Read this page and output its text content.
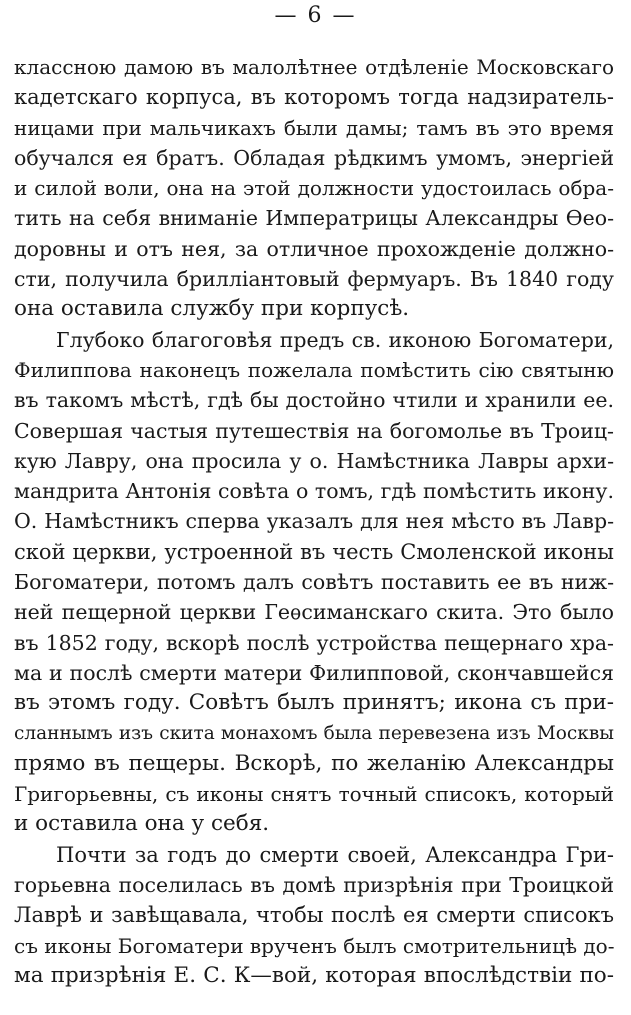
— 6 —
классною дамою въ малолѣтнее отдѣленіе Московскаго
кадетскаго корпуса, въ которомъ тогда надзиратель-
ницами при мальчикахъ были дамы; тамъ въ это время
обучался ея братъ. Обладая рѣдкимъ умомъ, энергіей
и силой воли, она на этой должности удостоилась обра-
тить на себя вниманіе Императрицы Александры Ѳео-
доровны и отъ нея, за отличное прохожденіе должно-
сти, получила брилліантовый фермуаръ. Въ 1840 году
она оставила службу при корпусѣ.
Глубоко благоговѣя предъ св. иконою Богоматери,
Филиппова наконецъ пожелала помѣстить сію святыню
въ такомъ мѣстѣ, гдѣ бы достойно чтили и хранили ее.
Совершая частыя путешествія на богомолье въ Троиц-
кую Лавру, она просила у о. Намѣстника Лавры архи-
мандрита Антонія совѣта о томъ, гдѣ помѣстить икону.
О. Намѣстникъ сперва указалъ для нея мѣсто въ Лавр-
ской церкви, устроенной въ честь Смоленской иконы
Богоматери, потомъ далъ совѣтъ поставить ее въ ниж-
ней пещерной церкви Геѳсиманскаго скита. Это было
въ 1852 году, вскорѣ послѣ устройства пещернаго хра-
ма и послѣ смерти матери Филипповой, скончавшейся
въ этомъ году. Совѣтъ былъ принятъ; икона съ при-
сланнымъ изъ скита монахомъ была перевезена изъ Москвы
прямо въ пещеры. Вскорѣ, по желанію Александры
Григорьевны, съ иконы снятъ точный списокъ, который
и оставила она у себя.
Почти за годъ до смерти своей, Александра Гри-
горьевна поселилась въ домѣ призрѣнія при Троицкой
Лаврѣ и завѣщавала, чтобы послѣ ея смерти списокъ
съ иконы Богоматери врученъ былъ смотрительницѣ до-
ма призрѣнія Е. С. К—вой, которая впослѣдствіи по-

# # # # #

▶ Problem:
Reproduce each line of the records exactly, and omit every picture.

▶ Final result:
Read this page and output its text content.
— 6 —
классною дамою въ малолѣтнее отдѣленіе Московскаго
кадетскаго корпуса, въ которомъ тогда надзиратель-
ницами при мальчикахъ были дамы; тамъ въ это время
обучался ея братъ. Обладая рѣдкимъ умомъ, энергіей
и силой воли, она на этой должности удостоилась обра-
тить на себя вниманіе Императрицы Александры Ѳео-
доровны и отъ нея, за отличное прохожденіе должно-
сти, получила брилліантовый фермуаръ. Въ 1840 году
она оставила службу при корпусѣ.
Глубоко благоговѣя предъ св. иконою Богоматери,
Филиппова наконецъ пожелала помѣстить сію святыню
въ такомъ мѣстѣ, гдѣ бы достойно чтили и хранили ее.
Совершая частыя путешествія на богомолье въ Троиц-
кую Лавру, она просила у о. Намѣстника Лавры архи-
мандрита Антонія совѣта о томъ, гдѣ помѣстить икону.
О. Намѣстникъ сперва указалъ для нея мѣсто въ Лавр-
ской церкви, устроенной въ честь Смоленской иконы
Богоматери, потомъ далъ совѣтъ поставить ее въ ниж-
ней пещерной церкви Геѳсиманскаго скита. Это было
въ 1852 году, вскорѣ послѣ устройства пещернаго хра-
ма и послѣ смерти матери Филипповой, скончавшейся
въ этомъ году. Совѣтъ былъ принятъ; икона съ при-
сланнымъ изъ скита монахомъ была перевезена изъ Москвы
прямо въ пещеры. Вскорѣ, по желанію Александры
Григорьевны, съ иконы снятъ точный списокъ, который
и оставила она у себя.
Почти за годъ до смерти своей, Александра Гри-
горьевна поселилась въ домѣ призрѣнія при Троицкой
Лаврѣ и завѣщавала, чтобы послѣ ея смерти списокъ
съ иконы Богоматери врученъ былъ смотрительницѣ до-
ма призрѣнія Е. С. К—вой, которая впослѣдствіи по-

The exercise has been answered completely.